Панорамные съёмки многоэтажного дома, так называемые «высотки», сверху вниз, до ящика с надписью «ящик идей», поставленного под зданием для сбора положительных откликов.

Панорамные съёмки похожего фасада, сверху вниз, до автомобиля, выезжающего с подземной парковки.


Однако больше всего их экономический статус всё-таки близок к ситуации «крепостничества» – в том, что они лишены непосредственного доступа к распоряжению деньгами, вокруг которых обращается вся их деятельность. Они могут лишь тратить их, потому что не получают достаточно, чтобы что-то откладывать. И в конечном итоге им приходится потреблять в кредит; и этот кредит, предоставленный им, удерживается из их зарплаты до тех пор, пока они не освободятся от него, работая ещё больше. Поскольку любое организованное распределение товаров связано с организацией производства и государства, их порции пищи и пространства ухудшаются и по количеству и по качеству. Формально оставаясь свободными работниками и потребителями, им на самом деле больше некуда податься, повсюду лишь смеются над ними.

__Задание 1__
Объясните в одном–трёх предложениях, почему, согласно тексту об экономическом статусе работников, они «могут лишь тратить» деньги.
__Задание 2__
Подхватите текст об экономическом статусе работников и продолжите его после последнего предложения.
Записи взяты из другого источника.

__Выдержки из данных__
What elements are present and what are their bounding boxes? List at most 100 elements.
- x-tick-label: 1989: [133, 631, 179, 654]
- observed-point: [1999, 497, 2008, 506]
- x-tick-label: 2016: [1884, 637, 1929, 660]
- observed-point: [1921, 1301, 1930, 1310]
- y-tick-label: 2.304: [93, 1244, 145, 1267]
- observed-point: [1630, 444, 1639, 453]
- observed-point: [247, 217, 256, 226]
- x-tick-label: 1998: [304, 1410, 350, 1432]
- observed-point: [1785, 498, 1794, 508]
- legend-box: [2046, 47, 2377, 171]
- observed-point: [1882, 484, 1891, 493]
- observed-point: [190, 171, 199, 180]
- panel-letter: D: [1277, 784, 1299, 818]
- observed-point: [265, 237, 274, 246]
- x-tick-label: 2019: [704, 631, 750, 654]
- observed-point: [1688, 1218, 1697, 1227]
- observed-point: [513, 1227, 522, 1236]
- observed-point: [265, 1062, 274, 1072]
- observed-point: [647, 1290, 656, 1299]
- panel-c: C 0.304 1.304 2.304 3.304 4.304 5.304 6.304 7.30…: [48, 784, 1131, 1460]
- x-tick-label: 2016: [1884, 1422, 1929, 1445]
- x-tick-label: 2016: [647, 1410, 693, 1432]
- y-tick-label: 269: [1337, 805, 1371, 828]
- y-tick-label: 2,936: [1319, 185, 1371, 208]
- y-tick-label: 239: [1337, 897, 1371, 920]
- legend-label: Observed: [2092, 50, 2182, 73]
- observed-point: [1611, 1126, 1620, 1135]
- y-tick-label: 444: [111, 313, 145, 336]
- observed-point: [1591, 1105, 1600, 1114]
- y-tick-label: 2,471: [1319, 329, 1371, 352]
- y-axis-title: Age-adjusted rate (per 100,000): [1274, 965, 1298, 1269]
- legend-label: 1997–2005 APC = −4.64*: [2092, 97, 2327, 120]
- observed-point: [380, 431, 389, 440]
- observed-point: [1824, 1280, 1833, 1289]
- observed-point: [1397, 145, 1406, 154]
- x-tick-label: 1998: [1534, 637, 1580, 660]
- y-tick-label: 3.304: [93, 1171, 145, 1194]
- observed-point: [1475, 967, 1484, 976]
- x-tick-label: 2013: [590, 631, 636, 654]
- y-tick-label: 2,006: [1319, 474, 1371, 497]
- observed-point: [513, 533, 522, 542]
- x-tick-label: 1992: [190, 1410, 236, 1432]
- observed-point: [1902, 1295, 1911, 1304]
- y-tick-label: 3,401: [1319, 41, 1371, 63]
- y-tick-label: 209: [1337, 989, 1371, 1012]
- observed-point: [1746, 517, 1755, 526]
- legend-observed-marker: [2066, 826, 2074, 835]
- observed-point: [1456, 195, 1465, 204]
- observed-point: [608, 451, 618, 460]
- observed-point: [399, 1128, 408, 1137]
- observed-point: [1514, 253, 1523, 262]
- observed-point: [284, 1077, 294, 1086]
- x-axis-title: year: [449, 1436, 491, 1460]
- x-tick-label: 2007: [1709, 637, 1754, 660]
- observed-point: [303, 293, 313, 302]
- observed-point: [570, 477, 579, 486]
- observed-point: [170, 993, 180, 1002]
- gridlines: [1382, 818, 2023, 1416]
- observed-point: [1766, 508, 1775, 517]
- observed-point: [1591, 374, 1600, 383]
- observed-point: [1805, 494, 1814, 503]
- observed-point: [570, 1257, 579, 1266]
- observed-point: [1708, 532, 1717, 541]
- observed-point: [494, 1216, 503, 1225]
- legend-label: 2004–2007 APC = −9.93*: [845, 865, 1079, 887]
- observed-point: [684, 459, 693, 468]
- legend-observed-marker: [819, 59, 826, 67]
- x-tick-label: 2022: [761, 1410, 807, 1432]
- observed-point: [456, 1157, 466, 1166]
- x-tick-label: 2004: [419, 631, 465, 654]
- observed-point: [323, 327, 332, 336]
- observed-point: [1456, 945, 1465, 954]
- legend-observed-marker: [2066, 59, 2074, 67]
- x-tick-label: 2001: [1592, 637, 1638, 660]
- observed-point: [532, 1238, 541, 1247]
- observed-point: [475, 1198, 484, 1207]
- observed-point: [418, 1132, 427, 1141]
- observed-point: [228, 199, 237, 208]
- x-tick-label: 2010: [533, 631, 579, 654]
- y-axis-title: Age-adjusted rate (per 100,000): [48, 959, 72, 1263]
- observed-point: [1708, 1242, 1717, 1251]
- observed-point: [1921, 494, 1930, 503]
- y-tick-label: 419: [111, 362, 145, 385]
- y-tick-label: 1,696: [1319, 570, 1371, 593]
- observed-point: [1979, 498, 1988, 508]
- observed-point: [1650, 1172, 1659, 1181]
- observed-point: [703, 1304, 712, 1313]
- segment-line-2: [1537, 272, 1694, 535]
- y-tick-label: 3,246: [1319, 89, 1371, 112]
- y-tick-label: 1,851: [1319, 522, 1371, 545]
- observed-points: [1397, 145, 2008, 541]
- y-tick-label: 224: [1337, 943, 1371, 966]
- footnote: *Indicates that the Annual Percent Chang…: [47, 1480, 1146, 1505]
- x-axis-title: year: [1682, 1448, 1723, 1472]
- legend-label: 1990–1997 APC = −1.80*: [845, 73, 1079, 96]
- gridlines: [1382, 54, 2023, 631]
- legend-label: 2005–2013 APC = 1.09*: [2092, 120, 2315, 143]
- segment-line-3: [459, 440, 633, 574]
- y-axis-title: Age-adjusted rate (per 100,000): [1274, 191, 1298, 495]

__Ответ на задание 1__
Они могут лишь тратить деньги, потому что не получают их в таком количестве, чтобы что-то откладывать.

__Ответ на задание 2__
Приём у современных служащих, гости едят, одновременно играя в «Монополию» на том же столе.

Схожий приём, четверо присутствующих, две бутылки.


Я не собираюсь совершать ошибочное упрощение, во всём уподобляя ситуацию этой наёмной рабочей силы предыдущим формам социально-экономического угнетения. Во-первых, потому что если оставить в стороне избыток их ложного сознания и их двойное или тройное участие в покупке бесполезного барахла, которым заполнен весь рынок, станет понятно, что они лишь разделяют печальную участь большей части масс наёмной рабочей силы сегодняшнего дня; в наивной надежде отвлечься от этой раздражающей действительности, многие из них постоянно лепечут о том, как неудобно они себя чувствуют, купаясь в роскоши, в то время как люди в далёких странах страдают от нищеты. Ещё одна причина не путать их с угнетёнными прошлого заключается в том, что их специфический статус несёт в себе самом неоспоримо современные черты.


Натюрморт из новых продуктов питания, прошедших промышленную обработку, но удостоившихся «красного лейбла». Группа служащих, собравшихся вокруг телевизора и смотрящих в экран с одинаковым интересом.

Группа служащих накладывает себе новоизобретённую еду и ест, сидя на полу.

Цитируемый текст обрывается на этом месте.